*PROBLEM DETAILS:*
Wherever "KRAS" appears in a line, copy that line.

--- START OF PROVIDED DATA ---

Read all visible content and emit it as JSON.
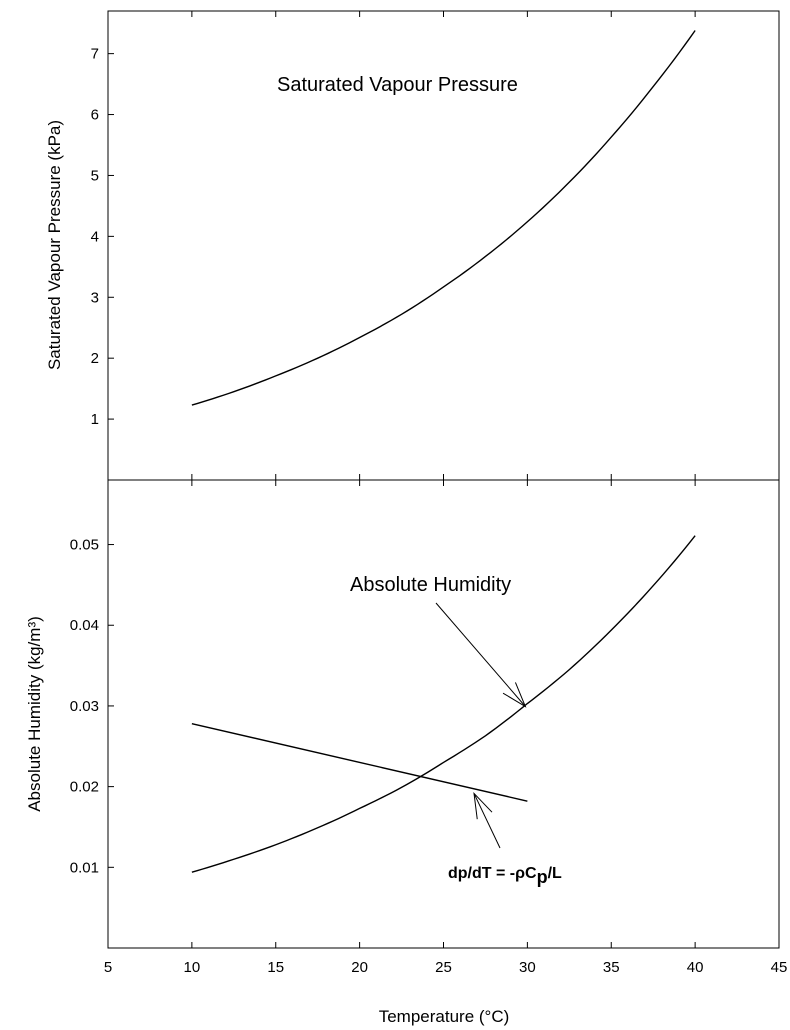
{
  "chart_data": [
    {
      "type": "line",
      "title": "",
      "xlabel": "",
      "ylabel": "Saturated Vapour Pressure (kPa)",
      "xlim": [
        5,
        45
      ],
      "ylim": [
        0,
        7.7
      ],
      "yticks": [
        1,
        2,
        3,
        4,
        5,
        6,
        7
      ],
      "series": [
        {
          "x": [
            10,
            12.5,
            15,
            17.5,
            20,
            22.5,
            25,
            27.5,
            30,
            32.5,
            35,
            37.5,
            40
          ],
          "y": [
            1.23,
            1.45,
            1.71,
            2.0,
            2.34,
            2.72,
            3.17,
            3.67,
            4.24,
            4.89,
            5.63,
            6.46,
            7.38
          ]
        }
      ],
      "annotations": [
        {
          "text": "Saturated Vapour Pressure"
        }
      ]
    },
    {
      "type": "line",
      "title": "",
      "xlabel": "Temperature (°C)",
      "ylabel": "Absolute Humidity (kg/m³)",
      "xlim": [
        5,
        45
      ],
      "ylim": [
        0,
        0.058
      ],
      "xticks": [
        5,
        10,
        15,
        20,
        25,
        30,
        35,
        40,
        45
      ],
      "yticks": [
        0.01,
        0.02,
        0.03,
        0.04,
        0.05
      ],
      "series": [
        {
          "x": [
            10,
            12.5,
            15,
            17.5,
            20,
            22.5,
            25,
            27.5,
            30,
            32.5,
            35,
            37.5,
            40
          ],
          "y": [
            0.0094,
            0.011,
            0.0128,
            0.0149,
            0.0173,
            0.0199,
            0.023,
            0.0263,
            0.0303,
            0.0345,
            0.0394,
            0.0449,
            0.0511
          ]
        },
        {
          "x": [
            10,
            30
          ],
          "y": [
            0.0278,
            0.0182
          ]
        }
      ],
      "annotations": [
        {
          "text": "Absolute Humidity",
          "points_to": [
            30,
            0.0303
          ]
        },
        {
          "text": "dp/dT = -ρC",
          "subscript": "p",
          "suffix": "/L",
          "points_to": [
            26.7,
            0.0199
          ]
        }
      ]
    }
  ]
}
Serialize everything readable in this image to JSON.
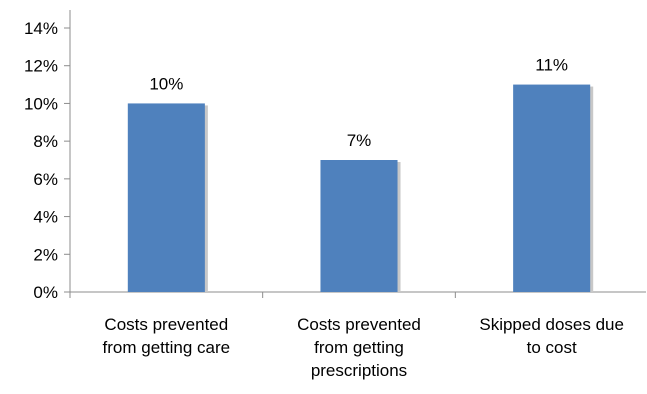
{
  "chart_data": {
    "type": "bar",
    "categories": [
      [
        "Costs prevented",
        "from getting care"
      ],
      [
        "Costs prevented",
        "from getting",
        "prescriptions"
      ],
      [
        "Skipped doses due",
        "to cost"
      ]
    ],
    "values": [
      10,
      7,
      11
    ],
    "data_labels": [
      "10%",
      "7%",
      "11%"
    ],
    "title": "",
    "xlabel": "",
    "ylabel": "",
    "ylim": [
      0,
      14
    ],
    "yticks": [
      0,
      2,
      4,
      6,
      8,
      10,
      12,
      14
    ],
    "ytick_labels": [
      "0%",
      "2%",
      "4%",
      "6%",
      "8%",
      "10%",
      "12%",
      "14%"
    ],
    "grid": false,
    "legend": "none",
    "colors": {
      "bar": "#4f81bd",
      "bar_shadow": "#c8c8c8",
      "axis": "#8c8c8c"
    }
  }
}
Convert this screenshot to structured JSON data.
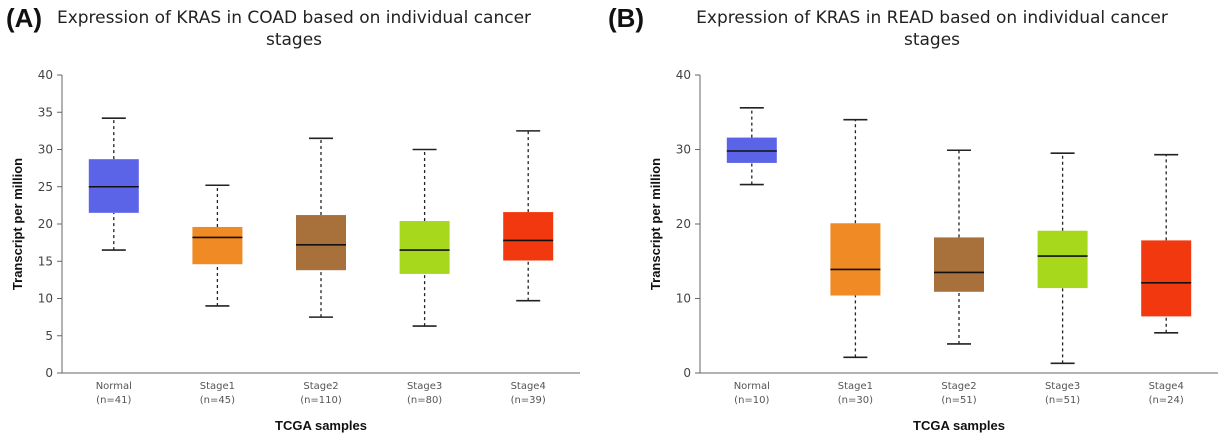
{
  "chart_data": [
    {
      "panel": "(A)",
      "type": "box",
      "title": "Expression of KRAS in COAD based on individual cancer stages",
      "title_lines": [
        "Expression of KRAS in COAD based on individual cancer",
        "stages"
      ],
      "xlabel": "TCGA samples",
      "ylabel": "Transcript per million",
      "ylim": [
        0,
        40
      ],
      "yticks": [
        0,
        5,
        10,
        15,
        20,
        25,
        30,
        35,
        40
      ],
      "grid": false,
      "groups": [
        {
          "name": "Normal",
          "n": "(n=41)",
          "color": "#5b64e6",
          "min": 16.5,
          "q1": 21.5,
          "median": 25.0,
          "q3": 28.7,
          "max": 34.2
        },
        {
          "name": "Stage1",
          "n": "(n=45)",
          "color": "#f08a24",
          "min": 9.0,
          "q1": 14.6,
          "median": 18.2,
          "q3": 19.6,
          "max": 25.2
        },
        {
          "name": "Stage2",
          "n": "(n=110)",
          "color": "#a8703a",
          "min": 7.5,
          "q1": 13.8,
          "median": 17.2,
          "q3": 21.2,
          "max": 31.5
        },
        {
          "name": "Stage3",
          "n": "(n=80)",
          "color": "#a8d81c",
          "min": 6.3,
          "q1": 13.3,
          "median": 16.5,
          "q3": 20.4,
          "max": 30.0
        },
        {
          "name": "Stage4",
          "n": "(n=39)",
          "color": "#f2380f",
          "min": 9.7,
          "q1": 15.1,
          "median": 17.8,
          "q3": 21.6,
          "max": 32.5
        }
      ]
    },
    {
      "panel": "(B)",
      "type": "box",
      "title": "Expression of KRAS in READ based on individual cancer stages",
      "title_lines": [
        "Expression of KRAS in READ based on individual cancer",
        "stages"
      ],
      "xlabel": "TCGA samples",
      "ylabel": "Transcript per million",
      "ylim": [
        0,
        40
      ],
      "yticks": [
        0,
        10,
        20,
        30,
        40
      ],
      "grid": false,
      "groups": [
        {
          "name": "Normal",
          "n": "(n=10)",
          "color": "#5b64e6",
          "min": 25.3,
          "q1": 28.2,
          "median": 29.8,
          "q3": 31.6,
          "max": 35.6
        },
        {
          "name": "Stage1",
          "n": "(n=30)",
          "color": "#f08a24",
          "min": 2.1,
          "q1": 10.4,
          "median": 13.9,
          "q3": 20.1,
          "max": 34.0
        },
        {
          "name": "Stage2",
          "n": "(n=51)",
          "color": "#a8703a",
          "min": 3.9,
          "q1": 10.9,
          "median": 13.5,
          "q3": 18.2,
          "max": 29.9
        },
        {
          "name": "Stage3",
          "n": "(n=51)",
          "color": "#a8d81c",
          "min": 1.3,
          "q1": 11.4,
          "median": 15.7,
          "q3": 19.1,
          "max": 29.5
        },
        {
          "name": "Stage4",
          "n": "(n=24)",
          "color": "#f2380f",
          "min": 5.4,
          "q1": 7.6,
          "median": 12.1,
          "q3": 17.8,
          "max": 29.3
        }
      ]
    }
  ]
}
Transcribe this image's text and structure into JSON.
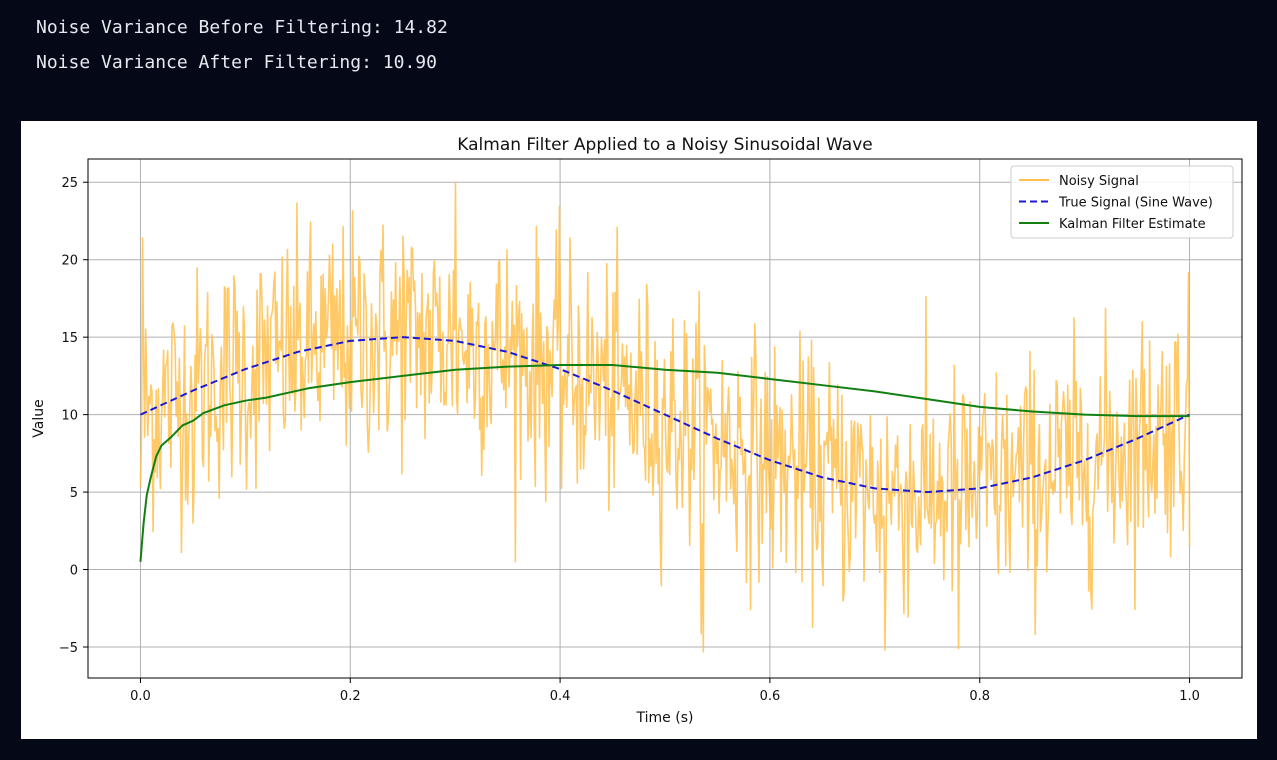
{
  "console": {
    "line1": "Noise Variance Before Filtering: 14.82",
    "line2": "Noise Variance After Filtering: 10.90"
  },
  "colors": {
    "background": "#040817",
    "noisy": "#ffc04d",
    "true": "#1a1ad6",
    "kalman": "#118011",
    "grid": "#b0b0b0"
  },
  "chart_data": {
    "type": "line",
    "title": "Kalman Filter Applied to a Noisy Sinusoidal Wave",
    "xlabel": "Time (s)",
    "ylabel": "Value",
    "xlim": [
      -0.05,
      1.05
    ],
    "ylim": [
      -7,
      26.5
    ],
    "xticks": [
      0.0,
      0.2,
      0.4,
      0.6,
      0.8,
      1.0
    ],
    "xtick_labels": [
      "0.0",
      "0.2",
      "0.4",
      "0.6",
      "0.8",
      "1.0"
    ],
    "yticks": [
      -5,
      0,
      5,
      10,
      15,
      20,
      25
    ],
    "ytick_labels": [
      "−5",
      "0",
      "5",
      "10",
      "15",
      "20",
      "25"
    ],
    "grid": true,
    "legend_position": "top-right",
    "series": [
      {
        "name": "Noisy Signal",
        "style": "solid",
        "color": "#ffc04d",
        "points_count": 1000,
        "noise_std": 3.85,
        "x": [
          0.0,
          0.002,
          0.05,
          0.1,
          0.2,
          0.25,
          0.3,
          0.4,
          0.5,
          0.537,
          0.6,
          0.7,
          0.71,
          0.75,
          0.78,
          0.8,
          0.9,
          1.0
        ],
        "y": [
          5.3,
          21.4,
          3.0,
          9.5,
          16.0,
          21.5,
          25.0,
          14.0,
          9.0,
          -5.3,
          5.0,
          3.0,
          -5.2,
          4.0,
          -5.1,
          6.0,
          7.0,
          1.5
        ]
      },
      {
        "name": "True Signal (Sine Wave)",
        "style": "dashed",
        "color": "#1a1ad6",
        "x": [
          0.0,
          0.05,
          0.1,
          0.15,
          0.2,
          0.25,
          0.3,
          0.35,
          0.4,
          0.45,
          0.5,
          0.55,
          0.6,
          0.65,
          0.7,
          0.75,
          0.8,
          0.85,
          0.9,
          0.95,
          1.0
        ],
        "y": [
          10.0,
          11.55,
          12.94,
          14.05,
          14.76,
          15.0,
          14.76,
          14.05,
          12.94,
          11.55,
          10.0,
          8.45,
          7.06,
          5.95,
          5.24,
          5.0,
          5.24,
          5.95,
          7.06,
          8.45,
          10.0
        ]
      },
      {
        "name": "Kalman Filter Estimate",
        "style": "solid",
        "color": "#118011",
        "x": [
          0.0,
          0.003,
          0.006,
          0.01,
          0.015,
          0.02,
          0.03,
          0.04,
          0.05,
          0.06,
          0.08,
          0.1,
          0.12,
          0.14,
          0.16,
          0.2,
          0.25,
          0.3,
          0.35,
          0.4,
          0.45,
          0.5,
          0.55,
          0.6,
          0.65,
          0.7,
          0.75,
          0.8,
          0.85,
          0.9,
          0.95,
          1.0
        ],
        "y": [
          0.5,
          3.0,
          4.8,
          6.0,
          7.3,
          8.0,
          8.6,
          9.3,
          9.6,
          10.1,
          10.6,
          10.9,
          11.1,
          11.4,
          11.7,
          12.1,
          12.5,
          12.9,
          13.1,
          13.2,
          13.2,
          12.9,
          12.7,
          12.3,
          11.9,
          11.5,
          11.0,
          10.5,
          10.2,
          10.0,
          9.9,
          9.9
        ]
      }
    ]
  }
}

--- END OF PROVIDED DATA ---

*ANSWER TO THIS PROBLEM:*
      "title": "Expression of KRAS in COAD based on individual cancer stages",
        "Expression of KRAS in COAD based on individual cancer",
      "title": "Expression of KRAS in READ based on individual cancer stages",
        "Expression of KRAS in READ based on individual cancer",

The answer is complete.